> **Entries provided**

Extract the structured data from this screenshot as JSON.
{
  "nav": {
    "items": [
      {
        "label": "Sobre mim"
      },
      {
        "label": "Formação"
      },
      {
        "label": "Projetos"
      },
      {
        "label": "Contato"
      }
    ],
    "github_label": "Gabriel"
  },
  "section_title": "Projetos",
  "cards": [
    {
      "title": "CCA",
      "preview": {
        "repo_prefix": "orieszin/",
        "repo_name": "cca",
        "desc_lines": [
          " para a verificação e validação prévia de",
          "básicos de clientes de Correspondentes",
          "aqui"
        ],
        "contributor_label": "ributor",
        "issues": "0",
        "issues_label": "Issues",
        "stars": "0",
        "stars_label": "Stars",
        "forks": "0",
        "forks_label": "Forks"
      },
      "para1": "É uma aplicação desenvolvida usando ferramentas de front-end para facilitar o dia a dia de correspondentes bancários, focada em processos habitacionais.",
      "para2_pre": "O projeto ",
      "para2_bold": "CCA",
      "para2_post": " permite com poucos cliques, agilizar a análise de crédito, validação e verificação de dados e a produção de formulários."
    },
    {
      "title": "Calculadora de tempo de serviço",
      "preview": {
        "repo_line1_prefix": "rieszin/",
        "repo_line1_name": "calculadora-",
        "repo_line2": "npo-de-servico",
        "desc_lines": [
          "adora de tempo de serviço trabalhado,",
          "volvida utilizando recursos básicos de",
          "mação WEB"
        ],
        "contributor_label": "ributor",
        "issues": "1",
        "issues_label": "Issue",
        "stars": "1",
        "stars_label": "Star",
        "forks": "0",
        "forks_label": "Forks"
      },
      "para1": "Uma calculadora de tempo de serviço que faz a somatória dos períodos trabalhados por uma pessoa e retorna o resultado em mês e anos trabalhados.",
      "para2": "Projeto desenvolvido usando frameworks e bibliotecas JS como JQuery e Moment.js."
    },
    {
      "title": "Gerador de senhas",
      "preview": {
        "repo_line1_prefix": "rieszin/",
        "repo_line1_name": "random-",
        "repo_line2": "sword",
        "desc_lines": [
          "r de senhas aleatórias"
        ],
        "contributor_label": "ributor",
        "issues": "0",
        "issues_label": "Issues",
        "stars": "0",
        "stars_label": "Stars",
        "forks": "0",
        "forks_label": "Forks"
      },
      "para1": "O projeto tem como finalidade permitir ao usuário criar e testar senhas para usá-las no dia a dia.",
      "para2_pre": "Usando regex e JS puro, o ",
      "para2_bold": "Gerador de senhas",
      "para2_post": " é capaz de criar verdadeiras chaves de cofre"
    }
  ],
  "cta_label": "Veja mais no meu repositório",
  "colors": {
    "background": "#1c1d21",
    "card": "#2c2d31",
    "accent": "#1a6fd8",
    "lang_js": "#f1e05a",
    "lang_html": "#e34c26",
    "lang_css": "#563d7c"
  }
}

> **Exercise details**
The records above are to be repeated exactly, in their entirety.

> **Result of this exercise**
Extract the structured data from this screenshot as JSON.
{
  "nav": {
    "items": [
      {
        "label": "Sobre mim"
      },
      {
        "label": "Formação"
      },
      {
        "label": "Projetos"
      },
      {
        "label": "Contato"
      }
    ],
    "github_label": "Gabriel"
  },
  "section_title": "Projetos",
  "cards": [
    {
      "title": "CCA",
      "preview": {
        "repo_prefix": "orieszin/",
        "repo_name": "cca",
        "desc_lines": [
          " para a verificação e validação prévia de",
          "básicos de clientes de Correspondentes",
          "aqui"
        ],
        "contributor_label": "ributor",
        "issues": "0",
        "issues_label": "Issues",
        "stars": "0",
        "stars_label": "Stars",
        "forks": "0",
        "forks_label": "Forks"
      },
      "para1": "É uma aplicação desenvolvida usando ferramentas de front-end para facilitar o dia a dia de correspondentes bancários, focada em processos habitacionais.",
      "para2_pre": "O projeto ",
      "para2_bold": "CCA",
      "para2_post": " permite com poucos cliques, agilizar a análise de crédito, validação e verificação de dados e a produção de formulários."
    },
    {
      "title": "Calculadora de tempo de serviço",
      "preview": {
        "repo_line1_prefix": "rieszin/",
        "repo_line1_name": "calculadora-",
        "repo_line2": "npo-de-servico",
        "desc_lines": [
          "adora de tempo de serviço trabalhado,",
          "volvida utilizando recursos básicos de",
          "mação WEB"
        ],
        "contributor_label": "ributor",
        "issues": "1",
        "issues_label": "Issue",
        "stars": "1",
        "stars_label": "Star",
        "forks": "0",
        "forks_label": "Forks"
      },
      "para1": "Uma calculadora de tempo de serviço que faz a somatória dos períodos trabalhados por uma pessoa e retorna o resultado em mês e anos trabalhados.",
      "para2": "Projeto desenvolvido usando frameworks e bibliotecas JS como JQuery e Moment.js."
    },
    {
      "title": "Gerador de senhas",
      "preview": {
        "repo_line1_prefix": "rieszin/",
        "repo_line1_name": "random-",
        "repo_line2": "sword",
        "desc_lines": [
          "r de senhas aleatórias"
        ],
        "contributor_label": "ributor",
        "issues": "0",
        "issues_label": "Issues",
        "stars": "0",
        "stars_label": "Stars",
        "forks": "0",
        "forks_label": "Forks"
      },
      "para1": "O projeto tem como finalidade permitir ao usuário criar e testar senhas para usá-las no dia a dia.",
      "para2_pre": "Usando regex e JS puro, o ",
      "para2_bold": "Gerador de senhas",
      "para2_post": " é capaz de criar verdadeiras chaves de cofre"
    }
  ],
  "cta_label": "Veja mais no meu repositório",
  "colors": {
    "background": "#1c1d21",
    "card": "#2c2d31",
    "accent": "#1a6fd8",
    "lang_js": "#f1e05a",
    "lang_html": "#e34c26",
    "lang_css": "#563d7c"
  }
}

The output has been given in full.